What you are asked to do: Transcribe the material word for word, but without the images.

┄┄┄┄┄┄┄┄┄┄

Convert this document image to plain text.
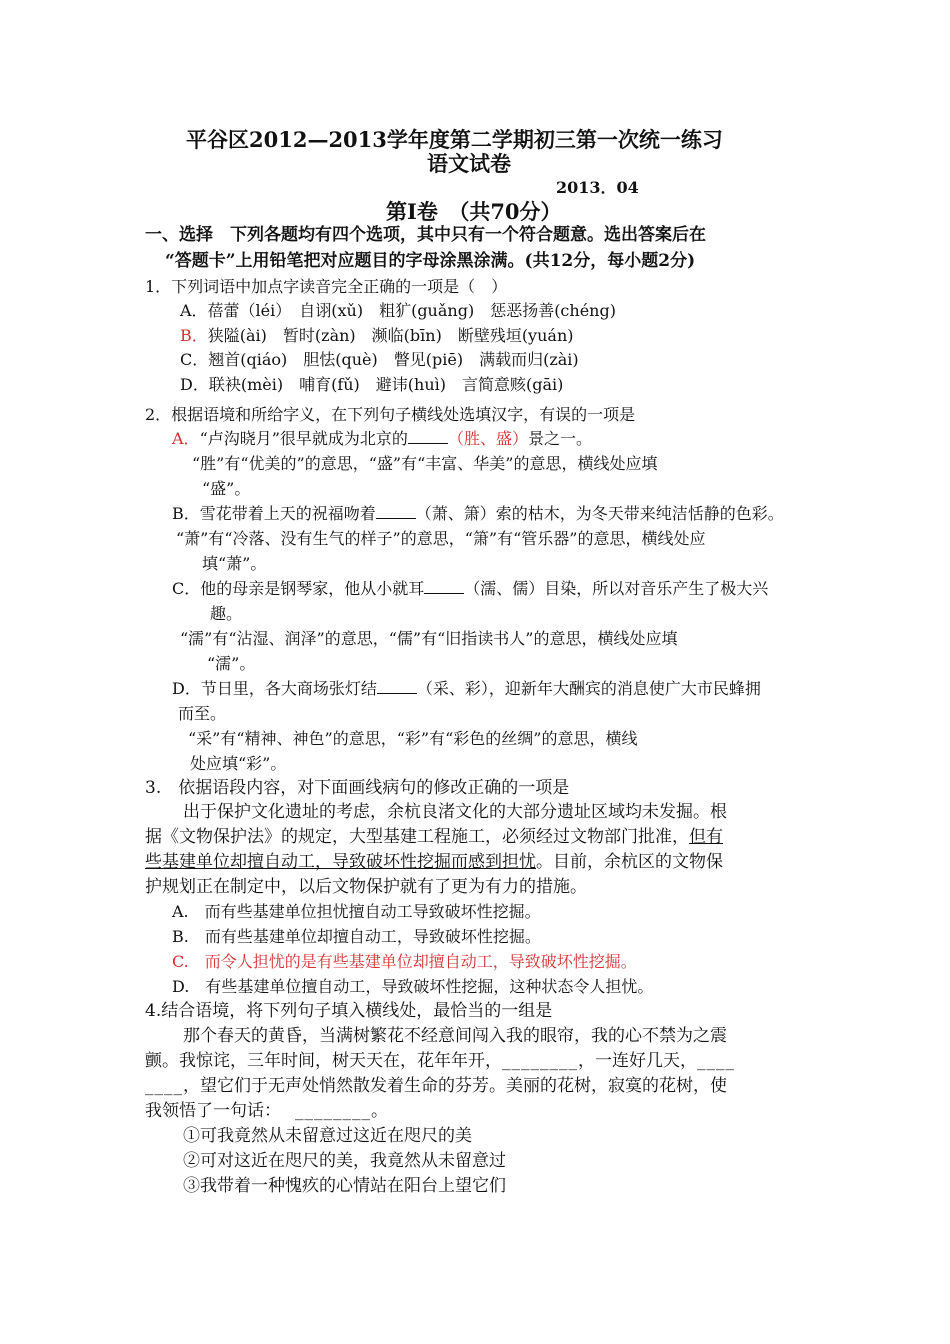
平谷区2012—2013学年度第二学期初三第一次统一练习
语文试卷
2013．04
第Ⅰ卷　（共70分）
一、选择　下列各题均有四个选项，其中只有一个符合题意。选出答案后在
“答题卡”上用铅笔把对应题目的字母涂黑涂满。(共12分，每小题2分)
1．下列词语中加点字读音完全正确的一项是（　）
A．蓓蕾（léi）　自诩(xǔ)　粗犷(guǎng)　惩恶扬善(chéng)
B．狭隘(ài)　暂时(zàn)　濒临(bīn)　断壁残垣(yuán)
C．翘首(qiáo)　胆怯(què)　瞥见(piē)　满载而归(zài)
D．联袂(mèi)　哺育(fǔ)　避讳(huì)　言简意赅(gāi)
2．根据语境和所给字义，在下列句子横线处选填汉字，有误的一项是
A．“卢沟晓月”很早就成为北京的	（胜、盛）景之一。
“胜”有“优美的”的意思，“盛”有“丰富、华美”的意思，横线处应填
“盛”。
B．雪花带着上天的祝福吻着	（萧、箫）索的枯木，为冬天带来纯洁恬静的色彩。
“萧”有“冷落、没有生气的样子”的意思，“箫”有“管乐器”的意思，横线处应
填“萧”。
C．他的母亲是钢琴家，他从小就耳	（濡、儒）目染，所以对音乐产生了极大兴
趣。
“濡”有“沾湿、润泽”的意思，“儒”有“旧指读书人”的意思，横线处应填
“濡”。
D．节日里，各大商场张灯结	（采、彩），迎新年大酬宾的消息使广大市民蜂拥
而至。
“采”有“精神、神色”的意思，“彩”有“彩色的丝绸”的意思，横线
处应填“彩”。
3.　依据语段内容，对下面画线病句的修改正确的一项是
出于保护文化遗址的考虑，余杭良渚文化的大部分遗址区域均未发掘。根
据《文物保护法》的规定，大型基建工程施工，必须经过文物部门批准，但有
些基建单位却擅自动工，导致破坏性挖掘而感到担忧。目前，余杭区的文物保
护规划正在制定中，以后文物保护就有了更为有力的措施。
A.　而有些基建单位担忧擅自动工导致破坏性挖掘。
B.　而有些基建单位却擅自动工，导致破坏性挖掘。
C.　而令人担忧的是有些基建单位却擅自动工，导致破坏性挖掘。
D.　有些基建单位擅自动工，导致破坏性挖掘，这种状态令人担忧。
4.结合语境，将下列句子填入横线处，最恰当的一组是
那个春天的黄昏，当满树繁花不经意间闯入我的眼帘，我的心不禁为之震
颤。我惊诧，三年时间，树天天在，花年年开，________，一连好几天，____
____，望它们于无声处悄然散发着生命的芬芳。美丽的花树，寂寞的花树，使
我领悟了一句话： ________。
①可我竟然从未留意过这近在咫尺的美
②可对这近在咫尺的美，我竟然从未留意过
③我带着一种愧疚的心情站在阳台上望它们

┄┄┄┄┄┄┄┄┄┄

Solved exercise:
Convert this document image to plain text.
平谷区2012—2013学年度第二学期初三第一次统一练习
语文试卷
2013．04
第Ⅰ卷　（共70分）
一、选择　下列各题均有四个选项，其中只有一个符合题意。选出答案后在
“答题卡”上用铅笔把对应题目的字母涂黑涂满。(共12分，每小题2分)
1．下列词语中加点字读音完全正确的一项是（　）
A．蓓蕾（léi）　自诩(xǔ)　粗犷(guǎng)　惩恶扬善(chéng)
B．狭隘(ài)　暂时(zàn)　濒临(bīn)　断壁残垣(yuán)
C．翘首(qiáo)　胆怯(què)　瞥见(piē)　满载而归(zài)
D．联袂(mèi)　哺育(fǔ)　避讳(huì)　言简意赅(gāi)
2．根据语境和所给字义，在下列句子横线处选填汉字，有误的一项是
A．“卢沟晓月”很早就成为北京的	（胜、盛）景之一。
“胜”有“优美的”的意思，“盛”有“丰富、华美”的意思，横线处应填
“盛”。
B．雪花带着上天的祝福吻着	（萧、箫）索的枯木，为冬天带来纯洁恬静的色彩。
“萧”有“冷落、没有生气的样子”的意思，“箫”有“管乐器”的意思，横线处应
填“萧”。
C．他的母亲是钢琴家，他从小就耳	（濡、儒）目染，所以对音乐产生了极大兴
趣。
“濡”有“沾湿、润泽”的意思，“儒”有“旧指读书人”的意思，横线处应填
“濡”。
D．节日里，各大商场张灯结	（采、彩），迎新年大酬宾的消息使广大市民蜂拥
而至。
“采”有“精神、神色”的意思，“彩”有“彩色的丝绸”的意思，横线
处应填“彩”。
3.　依据语段内容，对下面画线病句的修改正确的一项是
出于保护文化遗址的考虑，余杭良渚文化的大部分遗址区域均未发掘。根
据《文物保护法》的规定，大型基建工程施工，必须经过文物部门批准，但有
些基建单位却擅自动工，导致破坏性挖掘而感到担忧。目前，余杭区的文物保
护规划正在制定中，以后文物保护就有了更为有力的措施。
A.　而有些基建单位担忧擅自动工导致破坏性挖掘。
B.　而有些基建单位却擅自动工，导致破坏性挖掘。
C.　而令人担忧的是有些基建单位却擅自动工，导致破坏性挖掘。
D.　有些基建单位擅自动工，导致破坏性挖掘，这种状态令人担忧。
4.结合语境，将下列句子填入横线处，最恰当的一组是
那个春天的黄昏，当满树繁花不经意间闯入我的眼帘，我的心不禁为之震
颤。我惊诧，三年时间，树天天在，花年年开，________，一连好几天，____
____，望它们于无声处悄然散发着生命的芬芳。美丽的花树，寂寞的花树，使
我领悟了一句话： ________。
①可我竟然从未留意过这近在咫尺的美
②可对这近在咫尺的美，我竟然从未留意过
③我带着一种愧疚的心情站在阳台上望它们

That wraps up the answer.